- [Request]
Locate every line that holds the string "this" and copy it.

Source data
####################
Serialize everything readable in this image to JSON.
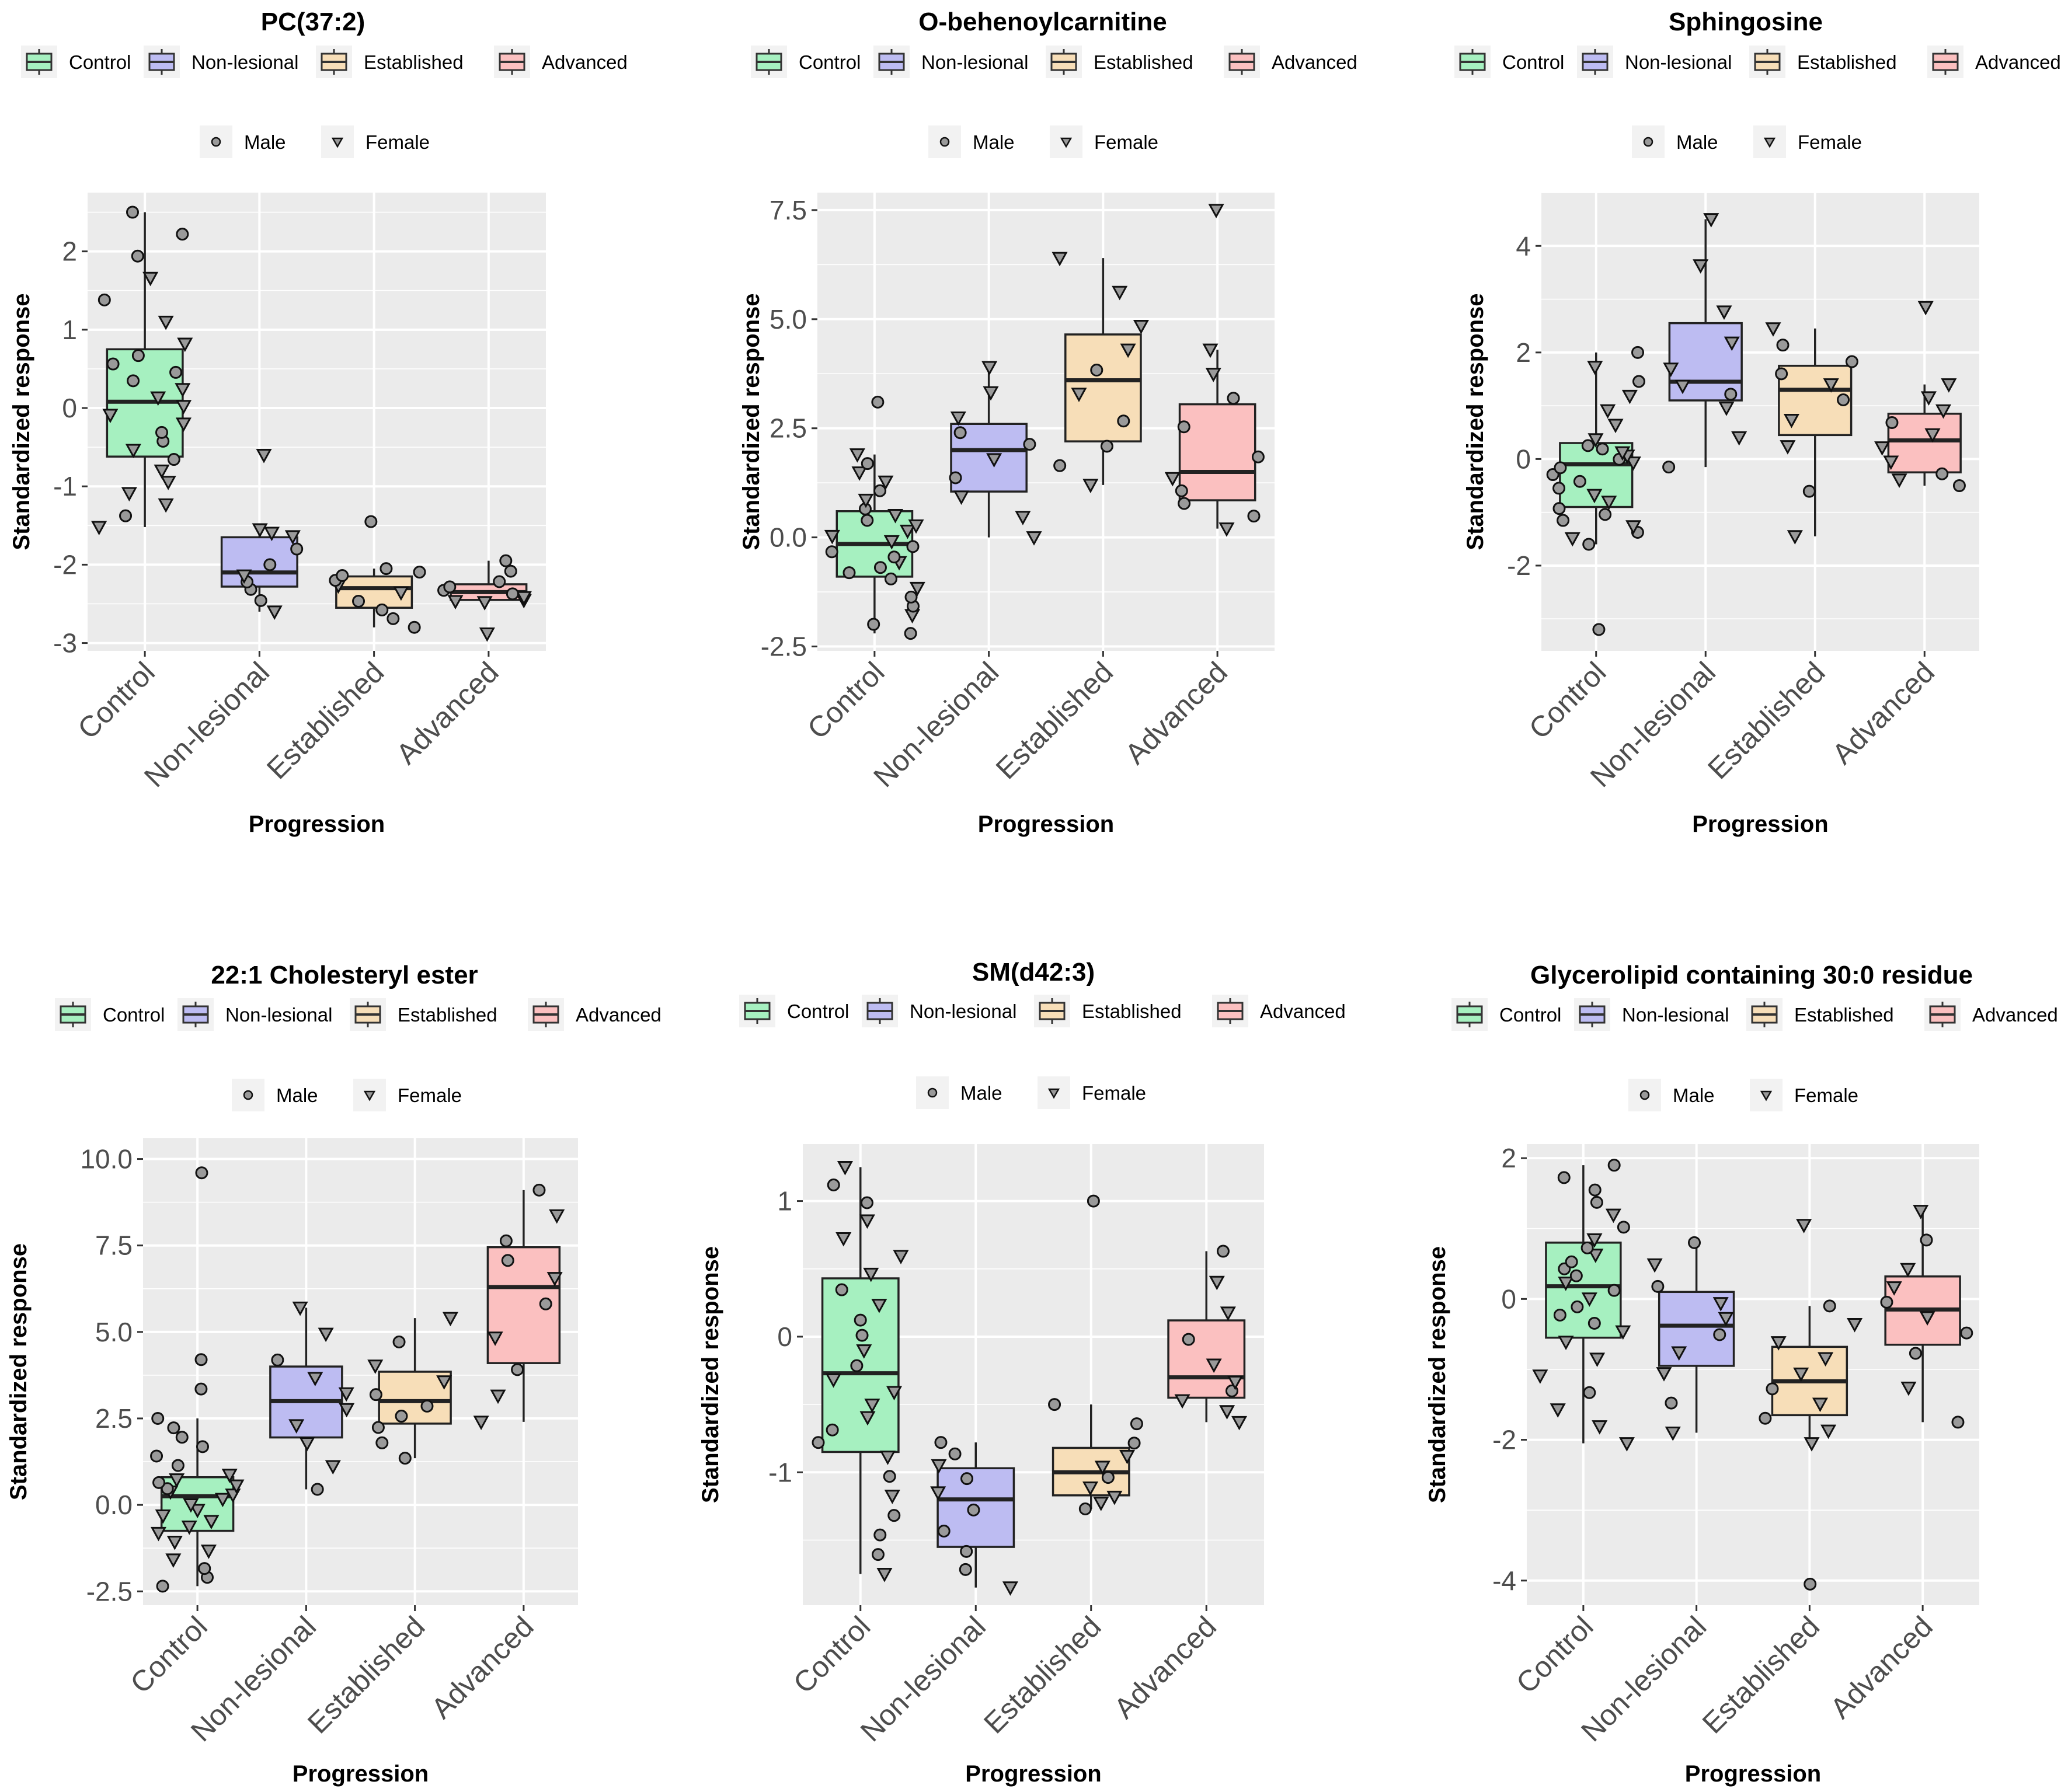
{
  "legend": {
    "groups": [
      "Control",
      "Non-lesional",
      "Established",
      "Advanced"
    ],
    "sexes": [
      "Male",
      "Female"
    ]
  },
  "colors": {
    "Control": "#a6f0c0",
    "Non-lesional": "#bdbcf2",
    "Established": "#f7deb8",
    "Advanced": "#fbc0c0",
    "panel": "#ebebeb",
    "grid": "#ffffff",
    "point": "#9a9a9a"
  },
  "icons": {
    "male": "circle-marker",
    "female": "triangle-down-marker"
  },
  "chart_data": [
    {
      "type": "box",
      "title": "PC(37:2)",
      "xlabel": "Progression",
      "ylabel": "Standardized response",
      "categories": [
        "Control",
        "Non-lesional",
        "Established",
        "Advanced"
      ],
      "ylim": [
        -3.1,
        2.75
      ],
      "yticks": [
        2,
        1,
        0,
        -1,
        -2,
        -3
      ],
      "ytick_labels": [
        "2",
        "1",
        "0",
        "-1",
        "-2",
        "-3"
      ],
      "boxes": [
        {
          "group": "Control",
          "q1": -0.62,
          "median": 0.08,
          "q3": 0.75,
          "whisker_low": -1.52,
          "whisker_high": 2.5
        },
        {
          "group": "Non-lesional",
          "q1": -2.28,
          "median": -2.1,
          "q3": -1.65,
          "whisker_low": -2.6,
          "whisker_high": -1.55
        },
        {
          "group": "Established",
          "q1": -2.55,
          "median": -2.3,
          "q3": -2.15,
          "whisker_low": -2.8,
          "whisker_high": -2.05
        },
        {
          "group": "Advanced",
          "q1": -2.45,
          "median": -2.35,
          "q3": -2.25,
          "whisker_low": -2.48,
          "whisker_high": -1.95
        }
      ],
      "outliers": [
        {
          "group": "Non-lesional",
          "value": -0.6,
          "sex": "Female"
        },
        {
          "group": "Established",
          "value": -1.45,
          "sex": "Male"
        },
        {
          "group": "Advanced",
          "value": -2.88,
          "sex": "Female"
        }
      ]
    },
    {
      "type": "box",
      "title": "O-behenoylcarnitine",
      "xlabel": "Progression",
      "ylabel": "Standardized response",
      "categories": [
        "Control",
        "Non-lesional",
        "Established",
        "Advanced"
      ],
      "ylim": [
        -2.6,
        7.9
      ],
      "yticks": [
        7.5,
        5.0,
        2.5,
        0.0,
        -2.5
      ],
      "ytick_labels": [
        "7.5",
        "5.0",
        "2.5",
        "0.0",
        "-2.5"
      ],
      "boxes": [
        {
          "group": "Control",
          "q1": -0.9,
          "median": -0.15,
          "q3": 0.6,
          "whisker_low": -2.2,
          "whisker_high": 1.9
        },
        {
          "group": "Non-lesional",
          "q1": 1.05,
          "median": 2.0,
          "q3": 2.6,
          "whisker_low": 0.0,
          "whisker_high": 3.9
        },
        {
          "group": "Established",
          "q1": 2.2,
          "median": 3.6,
          "q3": 4.65,
          "whisker_low": 1.2,
          "whisker_high": 6.4
        },
        {
          "group": "Advanced",
          "q1": 0.85,
          "median": 1.5,
          "q3": 3.05,
          "whisker_low": 0.2,
          "whisker_high": 4.3
        }
      ],
      "outliers": [
        {
          "group": "Control",
          "value": 3.1,
          "sex": "Male"
        },
        {
          "group": "Advanced",
          "value": 7.5,
          "sex": "Female"
        }
      ]
    },
    {
      "type": "box",
      "title": "Sphingosine",
      "xlabel": "Progression",
      "ylabel": "Standardized response",
      "categories": [
        "Control",
        "Non-lesional",
        "Established",
        "Advanced"
      ],
      "ylim": [
        -3.6,
        5.0
      ],
      "yticks": [
        4,
        2,
        0,
        -2
      ],
      "ytick_labels": [
        "4",
        "2",
        "0",
        "-2"
      ],
      "boxes": [
        {
          "group": "Control",
          "q1": -0.9,
          "median": -0.1,
          "q3": 0.3,
          "whisker_low": -1.6,
          "whisker_high": 2.0
        },
        {
          "group": "Non-lesional",
          "q1": 1.1,
          "median": 1.45,
          "q3": 2.55,
          "whisker_low": -0.15,
          "whisker_high": 4.5
        },
        {
          "group": "Established",
          "q1": 0.45,
          "median": 1.3,
          "q3": 1.75,
          "whisker_low": -1.45,
          "whisker_high": 2.45
        },
        {
          "group": "Advanced",
          "q1": -0.25,
          "median": 0.35,
          "q3": 0.85,
          "whisker_low": -0.5,
          "whisker_high": 1.4
        }
      ],
      "outliers": [
        {
          "group": "Control",
          "value": -3.2,
          "sex": "Male"
        },
        {
          "group": "Advanced",
          "value": 2.85,
          "sex": "Female"
        }
      ]
    },
    {
      "type": "box",
      "title": "22:1 Cholesteryl ester",
      "xlabel": "Progression",
      "ylabel": "Standardized response",
      "categories": [
        "Control",
        "Non-lesional",
        "Established",
        "Advanced"
      ],
      "ylim": [
        -2.9,
        10.6
      ],
      "yticks": [
        10.0,
        7.5,
        5.0,
        2.5,
        0.0,
        -2.5
      ],
      "ytick_labels": [
        "10.0",
        "7.5",
        "5.0",
        "2.5",
        "0.0",
        "-2.5"
      ],
      "boxes": [
        {
          "group": "Control",
          "q1": -0.75,
          "median": 0.25,
          "q3": 0.8,
          "whisker_low": -2.35,
          "whisker_high": 2.5
        },
        {
          "group": "Non-lesional",
          "q1": 1.95,
          "median": 3.0,
          "q3": 4.0,
          "whisker_low": 0.45,
          "whisker_high": 5.7
        },
        {
          "group": "Established",
          "q1": 2.35,
          "median": 3.0,
          "q3": 3.85,
          "whisker_low": 1.35,
          "whisker_high": 5.4
        },
        {
          "group": "Advanced",
          "q1": 4.1,
          "median": 6.3,
          "q3": 7.45,
          "whisker_low": 2.4,
          "whisker_high": 9.1
        }
      ],
      "outliers": [
        {
          "group": "Control",
          "value": 9.6,
          "sex": "Male"
        },
        {
          "group": "Control",
          "value": 4.2,
          "sex": "Male"
        },
        {
          "group": "Control",
          "value": 3.35,
          "sex": "Male"
        }
      ]
    },
    {
      "type": "box",
      "title": "SM(d42:3)",
      "xlabel": "Progression",
      "ylabel": "Standardized response",
      "categories": [
        "Control",
        "Non-lesional",
        "Established",
        "Advanced"
      ],
      "ylim": [
        -1.98,
        1.42
      ],
      "yticks": [
        1,
        0,
        -1
      ],
      "ytick_labels": [
        "1",
        "0",
        "-1"
      ],
      "boxes": [
        {
          "group": "Control",
          "q1": -0.85,
          "median": -0.27,
          "q3": 0.43,
          "whisker_low": -1.75,
          "whisker_high": 1.25
        },
        {
          "group": "Non-lesional",
          "q1": -1.55,
          "median": -1.2,
          "q3": -0.97,
          "whisker_low": -1.85,
          "whisker_high": -0.78
        },
        {
          "group": "Established",
          "q1": -1.17,
          "median": -1.0,
          "q3": -0.82,
          "whisker_low": -1.27,
          "whisker_high": -0.5
        },
        {
          "group": "Advanced",
          "q1": -0.45,
          "median": -0.3,
          "q3": 0.12,
          "whisker_low": -0.63,
          "whisker_high": 0.63
        }
      ],
      "outliers": [
        {
          "group": "Established",
          "value": 1.0,
          "sex": "Male"
        }
      ]
    },
    {
      "type": "box",
      "title": "Glycerolipid containing 30:0 residue",
      "xlabel": "Progression",
      "ylabel": "Standardized response",
      "categories": [
        "Control",
        "Non-lesional",
        "Established",
        "Advanced"
      ],
      "ylim": [
        -4.35,
        2.2
      ],
      "yticks": [
        2,
        0,
        -2,
        -4
      ],
      "ytick_labels": [
        "2",
        "0",
        "-2",
        "-4"
      ],
      "boxes": [
        {
          "group": "Control",
          "q1": -0.55,
          "median": 0.18,
          "q3": 0.8,
          "whisker_low": -2.05,
          "whisker_high": 1.9
        },
        {
          "group": "Non-lesional",
          "q1": -0.95,
          "median": -0.38,
          "q3": 0.1,
          "whisker_low": -1.9,
          "whisker_high": 0.8
        },
        {
          "group": "Established",
          "q1": -1.65,
          "median": -1.17,
          "q3": -0.68,
          "whisker_low": -2.05,
          "whisker_high": -0.1
        },
        {
          "group": "Advanced",
          "q1": -0.65,
          "median": -0.15,
          "q3": 0.32,
          "whisker_low": -1.75,
          "whisker_high": 1.25
        }
      ],
      "outliers": [
        {
          "group": "Established",
          "value": 1.05,
          "sex": "Female"
        },
        {
          "group": "Established",
          "value": -4.05,
          "sex": "Male"
        }
      ]
    }
  ]
}
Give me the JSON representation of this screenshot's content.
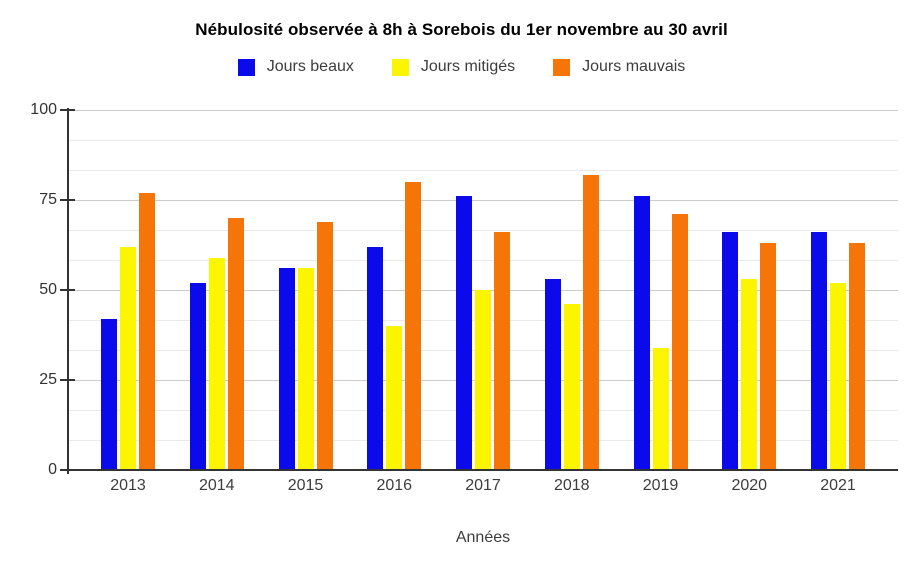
####################
- [Output]
Serialize everything readable in this image to JSON.
Give me the JSON representation of this screenshot's content.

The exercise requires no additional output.